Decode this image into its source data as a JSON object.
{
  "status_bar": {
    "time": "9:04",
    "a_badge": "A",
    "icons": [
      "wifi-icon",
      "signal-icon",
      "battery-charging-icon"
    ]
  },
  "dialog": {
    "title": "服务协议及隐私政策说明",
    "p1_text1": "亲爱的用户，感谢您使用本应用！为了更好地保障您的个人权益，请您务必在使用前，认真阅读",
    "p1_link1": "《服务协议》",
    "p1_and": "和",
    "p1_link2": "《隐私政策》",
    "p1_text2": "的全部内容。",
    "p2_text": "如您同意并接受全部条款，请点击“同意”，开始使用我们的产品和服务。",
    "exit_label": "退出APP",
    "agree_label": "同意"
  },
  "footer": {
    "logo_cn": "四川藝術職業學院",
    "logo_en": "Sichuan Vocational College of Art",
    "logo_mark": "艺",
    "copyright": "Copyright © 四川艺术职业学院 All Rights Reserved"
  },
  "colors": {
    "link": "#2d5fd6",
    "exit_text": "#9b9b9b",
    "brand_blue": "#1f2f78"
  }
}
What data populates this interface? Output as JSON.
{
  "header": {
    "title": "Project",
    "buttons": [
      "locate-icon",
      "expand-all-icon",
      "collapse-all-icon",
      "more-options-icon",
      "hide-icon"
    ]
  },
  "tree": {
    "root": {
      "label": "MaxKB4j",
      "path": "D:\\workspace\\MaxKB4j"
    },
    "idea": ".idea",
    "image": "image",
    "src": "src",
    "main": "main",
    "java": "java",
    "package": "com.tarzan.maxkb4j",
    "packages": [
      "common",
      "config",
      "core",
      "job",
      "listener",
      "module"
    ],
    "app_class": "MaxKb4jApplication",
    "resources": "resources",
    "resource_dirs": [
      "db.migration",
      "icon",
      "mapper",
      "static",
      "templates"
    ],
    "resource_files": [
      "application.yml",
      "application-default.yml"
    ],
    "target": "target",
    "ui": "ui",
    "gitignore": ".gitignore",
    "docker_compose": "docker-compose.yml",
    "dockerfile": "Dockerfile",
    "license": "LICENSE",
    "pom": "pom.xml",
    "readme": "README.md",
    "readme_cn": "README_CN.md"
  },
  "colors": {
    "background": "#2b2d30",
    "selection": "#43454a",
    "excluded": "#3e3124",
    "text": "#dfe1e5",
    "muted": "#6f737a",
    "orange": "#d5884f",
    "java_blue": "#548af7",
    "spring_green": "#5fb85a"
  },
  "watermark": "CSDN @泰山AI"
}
════════════════
__EXERCISE DETAILS__. Track down every line holding the string "data" and copy it.

__SOLVED EXERCISE__.
Decode this image into its source data as a JSON object.
What data populates this interface? Output as JSON.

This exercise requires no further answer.